WRITTEN EXERCISE: Tally the lines of the data that include the word "relative" and state the total, nothing else.

## start TASK INPUT

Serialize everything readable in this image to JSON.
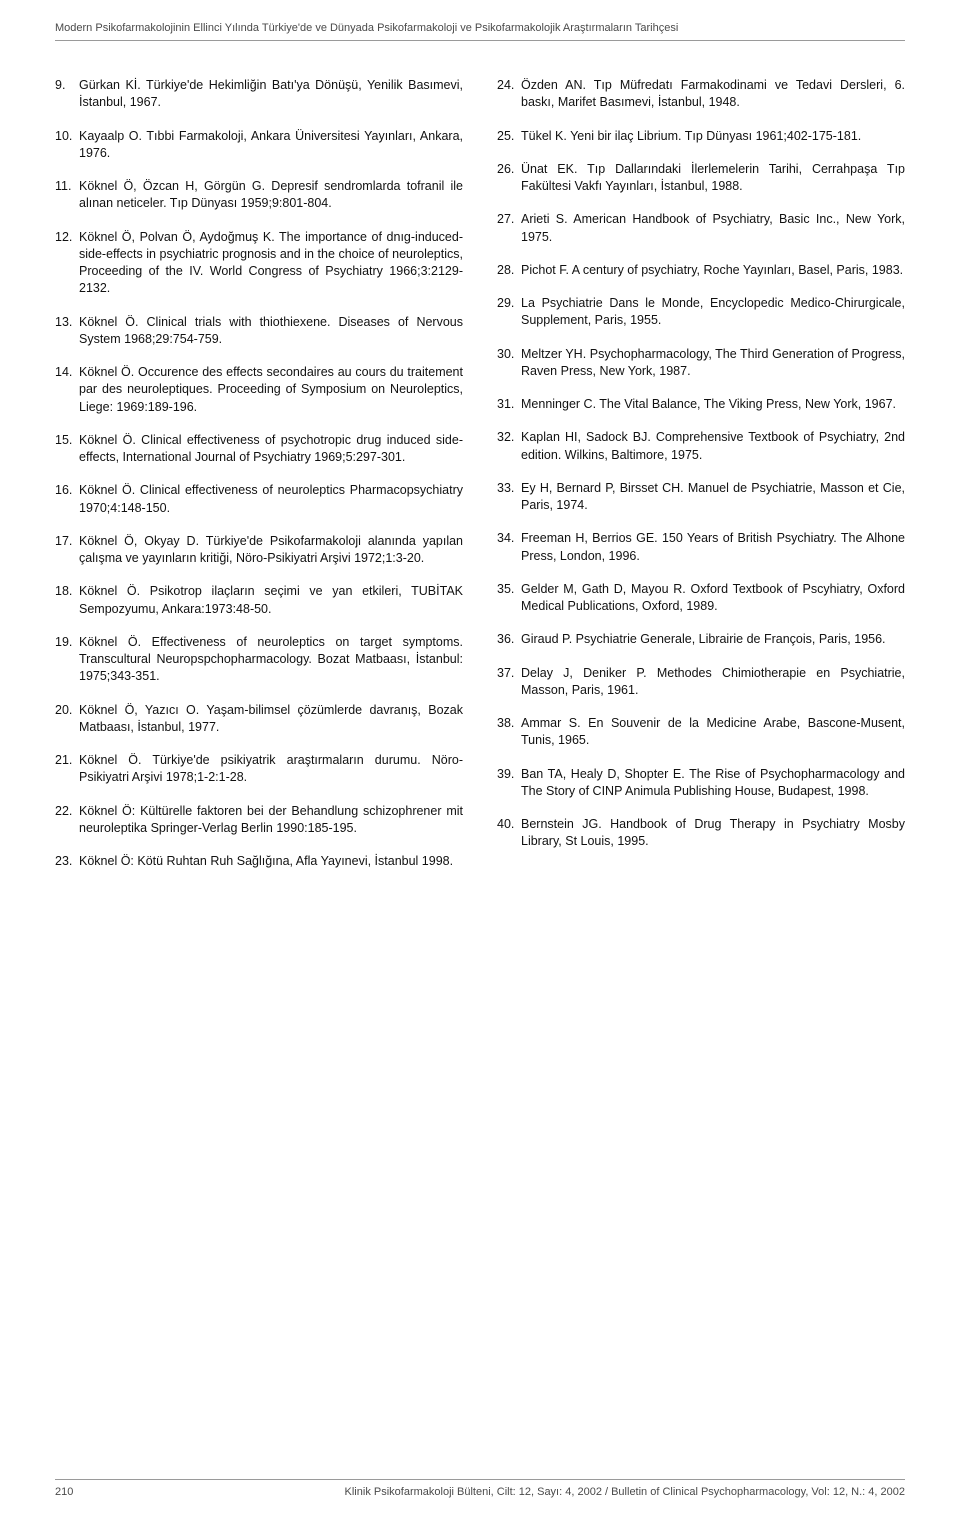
{
  "header": {
    "running_title": "Modern Psikofarmakolojinin Ellinci Yılında Türkiye'de ve Dünyada Psikofarmakoloji ve Psikofarmakolojik Araştırmaların Tarihçesi"
  },
  "references": {
    "left": [
      {
        "num": "9.",
        "text": "Gürkan Kİ. Türkiye'de Hekimliğin Batı'ya Dönüşü, Yenilik Basımevi, İstanbul, 1967."
      },
      {
        "num": "10.",
        "text": "Kayaalp O. Tıbbi Farmakoloji, Ankara Üniversitesi Yayınları, Ankara, 1976."
      },
      {
        "num": "11.",
        "text": "Köknel Ö, Özcan H, Görgün G. Depresif sendromlarda tofranil ile alınan neticeler. Tıp Dünyası 1959;9:801-804."
      },
      {
        "num": "12.",
        "text": "Köknel Ö, Polvan Ö, Aydoğmuş K. The importance of dnıg-induced-side-effects in psychiatric prognosis and in the choice of neuroleptics, Proceeding of the IV. World Congress of Psychiatry 1966;3:2129-2132."
      },
      {
        "num": "13.",
        "text": "Köknel Ö. Clinical trials with thiothiexene. Diseases of Nervous System 1968;29:754-759."
      },
      {
        "num": "14.",
        "text": "Köknel Ö. Occurence des effects secondaires au cours du traitement par des neuroleptiques. Proceeding of Symposium on Neuroleptics, Liege: 1969:189-196."
      },
      {
        "num": "15.",
        "text": "Köknel Ö. Clinical effectiveness of psychotropic drug induced side-effects, International Journal of Psychiatry 1969;5:297-301."
      },
      {
        "num": "16.",
        "text": "Köknel Ö. Clinical effectiveness of neuroleptics Pharmacopsychiatry 1970;4:148-150."
      },
      {
        "num": "17.",
        "text": "Köknel Ö, Okyay D. Türkiye'de Psikofarmakoloji alanında yapılan çalışma ve yayınların kritiği, Nöro-Psikiyatri Arşivi 1972;1:3-20."
      },
      {
        "num": "18.",
        "text": "Köknel Ö. Psikotrop ilaçların seçimi ve yan etkileri, TUBİTAK Sempozyumu, Ankara:1973:48-50."
      },
      {
        "num": "19.",
        "text": "Köknel Ö. Effectiveness of neuroleptics on target symptoms. Transcultural Neuropspchopharmacology. Bozat Matbaası, İstanbul: 1975;343-351."
      },
      {
        "num": "20.",
        "text": "Köknel Ö, Yazıcı O. Yaşam-bilimsel çözümlerde davranış, Bozak Matbaası, İstanbul, 1977."
      },
      {
        "num": "21.",
        "text": "Köknel Ö. Türkiye'de psikiyatrik araştırmaların durumu. Nöro-Psikiyatri Arşivi 1978;1-2:1-28."
      },
      {
        "num": "22.",
        "text": "Köknel Ö: Kültürelle faktoren bei der Behandlung schizophrener mit neuroleptika Springer-Verlag Berlin 1990:185-195."
      },
      {
        "num": "23.",
        "text": "Köknel Ö: Kötü Ruhtan Ruh Sağlığına, Afla Yayınevi, İstanbul 1998."
      }
    ],
    "right": [
      {
        "num": "24.",
        "text": "Özden AN. Tıp Müfredatı Farmakodinami ve Tedavi Dersleri, 6. baskı, Marifet Basımevi, İstanbul, 1948."
      },
      {
        "num": "25.",
        "text": "Tükel K. Yeni bir ilaç Librium. Tıp Dünyası 1961;402-175-181."
      },
      {
        "num": "26.",
        "text": "Ünat EK. Tıp Dallarındaki İlerlemelerin Tarihi, Cerrahpaşa Tıp Fakültesi Vakfı Yayınları, İstanbul, 1988."
      },
      {
        "num": "27.",
        "text": "Arieti S. American Handbook of Psychiatry, Basic Inc., New York, 1975."
      },
      {
        "num": "28.",
        "text": "Pichot F. A century of psychiatry, Roche Yayınları, Basel, Paris, 1983."
      },
      {
        "num": "29.",
        "text": "La Psychiatrie Dans le Monde, Encyclopedic Medico-Chirurgicale, Supplement, Paris, 1955."
      },
      {
        "num": "30.",
        "text": "Meltzer YH. Psychopharmacology, The Third Generation of Progress, Raven Press, New York, 1987."
      },
      {
        "num": "31.",
        "text": "Menninger C. The Vital Balance, The Viking Press, New York, 1967."
      },
      {
        "num": "32.",
        "text": "Kaplan HI, Sadock BJ. Comprehensive Textbook of Psychiatry, 2nd edition. Wilkins, Baltimore, 1975."
      },
      {
        "num": "33.",
        "text": "Ey H, Bernard P, Birsset CH. Manuel de Psychiatrie, Masson et Cie, Paris, 1974."
      },
      {
        "num": "34.",
        "text": "Freeman H, Berrios GE. 150 Years of British Psychiatry. The Alhone Press, London, 1996."
      },
      {
        "num": "35.",
        "text": "Gelder M, Gath D, Mayou R. Oxford Textbook of Pscyhiatry, Oxford Medical Publications, Oxford, 1989."
      },
      {
        "num": "36.",
        "text": "Giraud P. Psychiatrie Generale, Librairie de François, Paris, 1956."
      },
      {
        "num": "37.",
        "text": "Delay J, Deniker P. Methodes Chimiotherapie en Psychiatrie, Masson, Paris, 1961."
      },
      {
        "num": "38.",
        "text": "Ammar S. En Souvenir de la Medicine Arabe, Bascone-Musent, Tunis, 1965."
      },
      {
        "num": "39.",
        "text": "Ban TA, Healy D, Shopter E. The Rise of Psychopharmacology and The Story of CINP Animula Publishing House, Budapest, 1998."
      },
      {
        "num": "40.",
        "text": "Bernstein JG. Handbook of Drug Therapy in Psychiatry Mosby Library, St Louis, 1995."
      }
    ]
  },
  "footer": {
    "page_number": "210",
    "journal_line": "Klinik Psikofarmakoloji Bülteni, Cilt: 12, Sayı: 4, 2002 / Bulletin of Clinical Psychopharmacology, Vol: 12, N.: 4, 2002"
  }
}
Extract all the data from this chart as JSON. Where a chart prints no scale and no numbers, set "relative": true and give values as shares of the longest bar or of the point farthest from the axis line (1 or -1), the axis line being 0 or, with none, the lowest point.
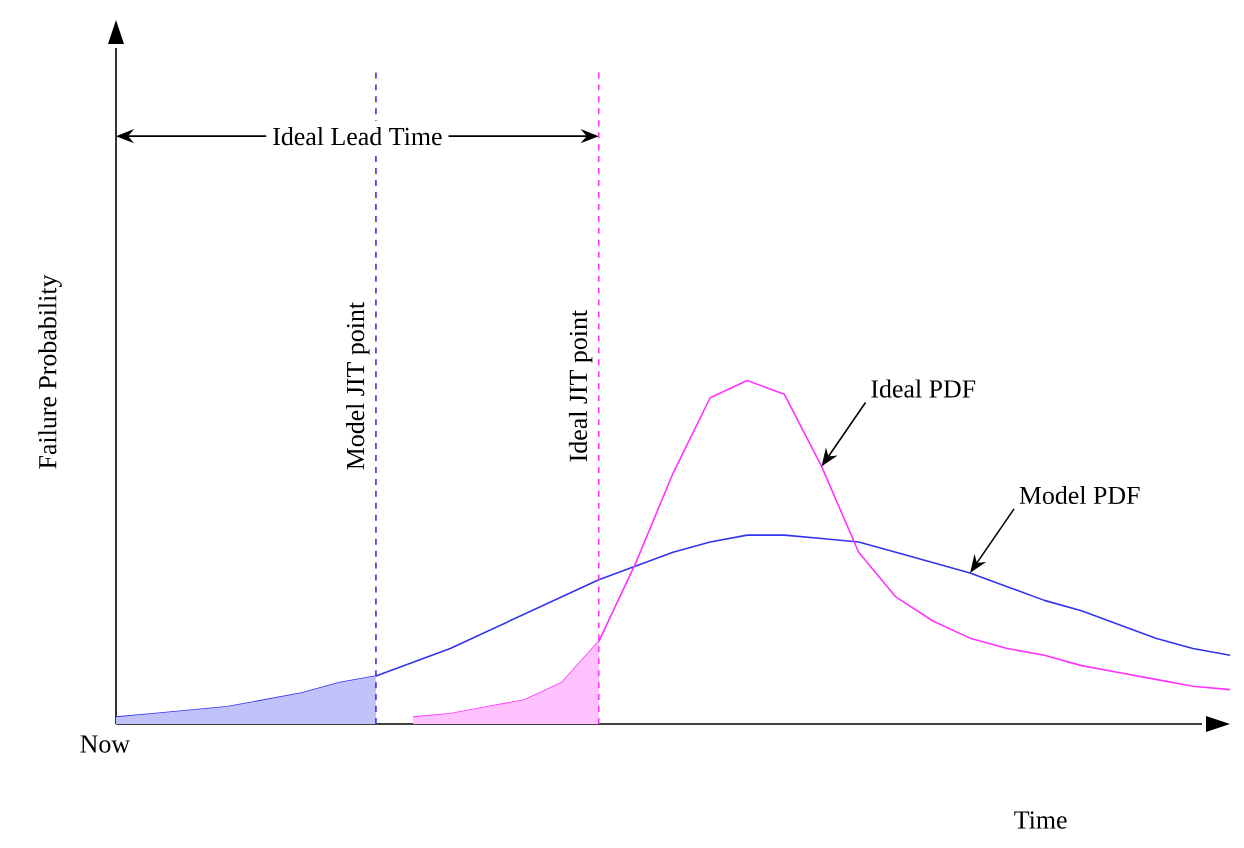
{
  "chart_data": {
    "type": "line",
    "relative": true,
    "xlabel": "Time",
    "ylabel": "Failure Probability",
    "marker": "none",
    "line_style": "solid",
    "categories": [
      null,
      null,
      null,
      null,
      null,
      null,
      null,
      null,
      null,
      null,
      null,
      null,
      null,
      null,
      null,
      null,
      null,
      null,
      null,
      null,
      null,
      null,
      null,
      null,
      null,
      null,
      null,
      null,
      null,
      null,
      null
    ],
    "series": [
      {
        "name": "Model PDF",
        "color": "#3333ee",
        "values": [
          0.02,
          0.03,
          0.04,
          0.05,
          0.07,
          0.09,
          0.12,
          0.14,
          0.18,
          0.22,
          0.27,
          0.32,
          0.37,
          0.42,
          0.46,
          0.5,
          0.53,
          0.55,
          0.55,
          0.54,
          0.53,
          0.5,
          0.47,
          0.44,
          0.4,
          0.36,
          0.33,
          0.29,
          0.25,
          0.22,
          0.2
        ]
      },
      {
        "name": "Ideal PDF",
        "color": "#ff33ff",
        "values": [
          null,
          null,
          null,
          null,
          null,
          null,
          null,
          null,
          0.02,
          0.03,
          0.05,
          0.07,
          0.12,
          0.24,
          0.47,
          0.73,
          0.95,
          1,
          0.96,
          0.75,
          0.5,
          0.37,
          0.3,
          0.25,
          0.22,
          0.2,
          0.17,
          0.15,
          0.13,
          0.11,
          0.1
        ]
      },
      {
        "type": "area",
        "color": "#c2c2fa",
        "values": [
          0.02,
          0.03,
          0.04,
          0.05,
          0.07,
          0.09,
          0.12,
          0.14,
          null,
          null,
          null,
          null,
          null,
          null,
          null,
          null,
          null,
          null,
          null,
          null,
          null,
          null,
          null,
          null,
          null,
          null,
          null,
          null,
          null,
          null,
          null
        ]
      },
      {
        "type": "area",
        "color": "#ffc2ff",
        "values": [
          null,
          null,
          null,
          null,
          null,
          null,
          null,
          null,
          0.02,
          0.03,
          0.05,
          0.07,
          0.12,
          0.24,
          null,
          null,
          null,
          null,
          null,
          null,
          null,
          null,
          null,
          null,
          null,
          null,
          null,
          null,
          null,
          null,
          null
        ]
      }
    ],
    "annotations": [
      "Now",
      "Model JIT point",
      "Ideal JIT point",
      "Ideal Lead Time"
    ]
  }
}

## end TASK INPUT

TASK OUTPUT: 2